------ STORED ROWS ------
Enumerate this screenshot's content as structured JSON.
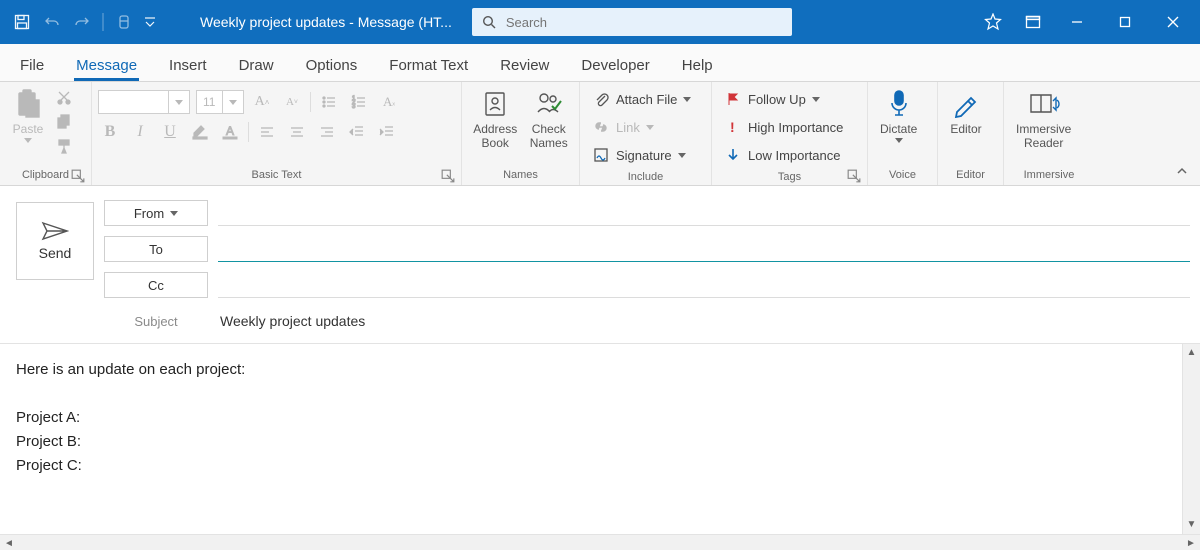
{
  "titlebar": {
    "title": "Weekly project updates  -  Message (HT...",
    "search_placeholder": "Search"
  },
  "tabs": [
    "File",
    "Message",
    "Insert",
    "Draw",
    "Options",
    "Format Text",
    "Review",
    "Developer",
    "Help"
  ],
  "active_tab": "Message",
  "ribbon": {
    "clipboard": {
      "paste": "Paste",
      "label": "Clipboard"
    },
    "basictext": {
      "font_name": "",
      "font_size": "11",
      "label": "Basic Text"
    },
    "names": {
      "address_book": "Address\nBook",
      "check_names": "Check\nNames",
      "label": "Names"
    },
    "include": {
      "attach_file": "Attach File",
      "link": "Link",
      "signature": "Signature",
      "label": "Include"
    },
    "tags": {
      "follow_up": "Follow Up",
      "high": "High Importance",
      "low": "Low Importance",
      "label": "Tags"
    },
    "voice": {
      "dictate": "Dictate",
      "label": "Voice"
    },
    "editor": {
      "editor": "Editor",
      "label": "Editor"
    },
    "immersive": {
      "reader": "Immersive\nReader",
      "label": "Immersive"
    }
  },
  "compose": {
    "send": "Send",
    "from": "From",
    "to": "To",
    "cc": "Cc",
    "subject_label": "Subject",
    "subject_value": "Weekly project updates",
    "from_value": "",
    "to_value": "",
    "cc_value": ""
  },
  "body_lines": [
    "Here is an update on each project:",
    "",
    "Project A:",
    "Project B:",
    "Project C:"
  ]
}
------
Pictures in the records above are not copied; print everything else exactly.

* _CORRECT ANSWER_
Enumerate this screenshot's content as structured JSON.
{
  "titlebar": {
    "title": "Weekly project updates  -  Message (HT...",
    "search_placeholder": "Search"
  },
  "tabs": [
    "File",
    "Message",
    "Insert",
    "Draw",
    "Options",
    "Format Text",
    "Review",
    "Developer",
    "Help"
  ],
  "active_tab": "Message",
  "ribbon": {
    "clipboard": {
      "paste": "Paste",
      "label": "Clipboard"
    },
    "basictext": {
      "font_name": "",
      "font_size": "11",
      "label": "Basic Text"
    },
    "names": {
      "address_book": "Address\nBook",
      "check_names": "Check\nNames",
      "label": "Names"
    },
    "include": {
      "attach_file": "Attach File",
      "link": "Link",
      "signature": "Signature",
      "label": "Include"
    },
    "tags": {
      "follow_up": "Follow Up",
      "high": "High Importance",
      "low": "Low Importance",
      "label": "Tags"
    },
    "voice": {
      "dictate": "Dictate",
      "label": "Voice"
    },
    "editor": {
      "editor": "Editor",
      "label": "Editor"
    },
    "immersive": {
      "reader": "Immersive\nReader",
      "label": "Immersive"
    }
  },
  "compose": {
    "send": "Send",
    "from": "From",
    "to": "To",
    "cc": "Cc",
    "subject_label": "Subject",
    "subject_value": "Weekly project updates",
    "from_value": "",
    "to_value": "",
    "cc_value": ""
  },
  "body_lines": [
    "Here is an update on each project:",
    "",
    "Project A:",
    "Project B:",
    "Project C:"
  ]
}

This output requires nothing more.